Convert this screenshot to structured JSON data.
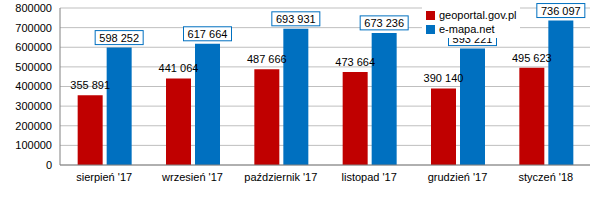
{
  "chart_data": {
    "type": "bar",
    "categories": [
      "sierpień '17",
      "wrzesień '17",
      "październik '17",
      "listopad '17",
      "grudzień '17",
      "styczeń '18"
    ],
    "series": [
      {
        "name": "geoportal.gov.pl",
        "color": "#c00000",
        "values": [
          355891,
          441064,
          487666,
          473664,
          390140,
          495623
        ],
        "value_labels": [
          "355 891",
          "441 064",
          "487 666",
          "473 664",
          "390 140",
          "495 623"
        ]
      },
      {
        "name": "e-mapa.net",
        "color": "#0070c0",
        "values": [
          598252,
          617664,
          693931,
          673236,
          593221,
          736097
        ],
        "value_labels": [
          "598 252",
          "617 664",
          "693 931",
          "673 236",
          "593 221",
          "736 097"
        ]
      }
    ],
    "ylim": [
      0,
      800000
    ],
    "yticks": [
      0,
      100000,
      200000,
      300000,
      400000,
      500000,
      600000,
      700000,
      800000
    ],
    "grid": true,
    "legend": "top-right",
    "data_labels": true
  }
}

========================================

■ Problem
Exclude the images, then output the data above word for word.

■ Correct output
Convert this screenshot to structured JSON data.
{
  "chart_data": {
    "type": "bar",
    "categories": [
      "sierpień '17",
      "wrzesień '17",
      "październik '17",
      "listopad '17",
      "grudzień '17",
      "styczeń '18"
    ],
    "series": [
      {
        "name": "geoportal.gov.pl",
        "color": "#c00000",
        "values": [
          355891,
          441064,
          487666,
          473664,
          390140,
          495623
        ],
        "value_labels": [
          "355 891",
          "441 064",
          "487 666",
          "473 664",
          "390 140",
          "495 623"
        ]
      },
      {
        "name": "e-mapa.net",
        "color": "#0070c0",
        "values": [
          598252,
          617664,
          693931,
          673236,
          593221,
          736097
        ],
        "value_labels": [
          "598 252",
          "617 664",
          "693 931",
          "673 236",
          "593 221",
          "736 097"
        ]
      }
    ],
    "ylim": [
      0,
      800000
    ],
    "yticks": [
      0,
      100000,
      200000,
      300000,
      400000,
      500000,
      600000,
      700000,
      800000
    ],
    "grid": true,
    "legend": "top-right",
    "data_labels": true
  }
}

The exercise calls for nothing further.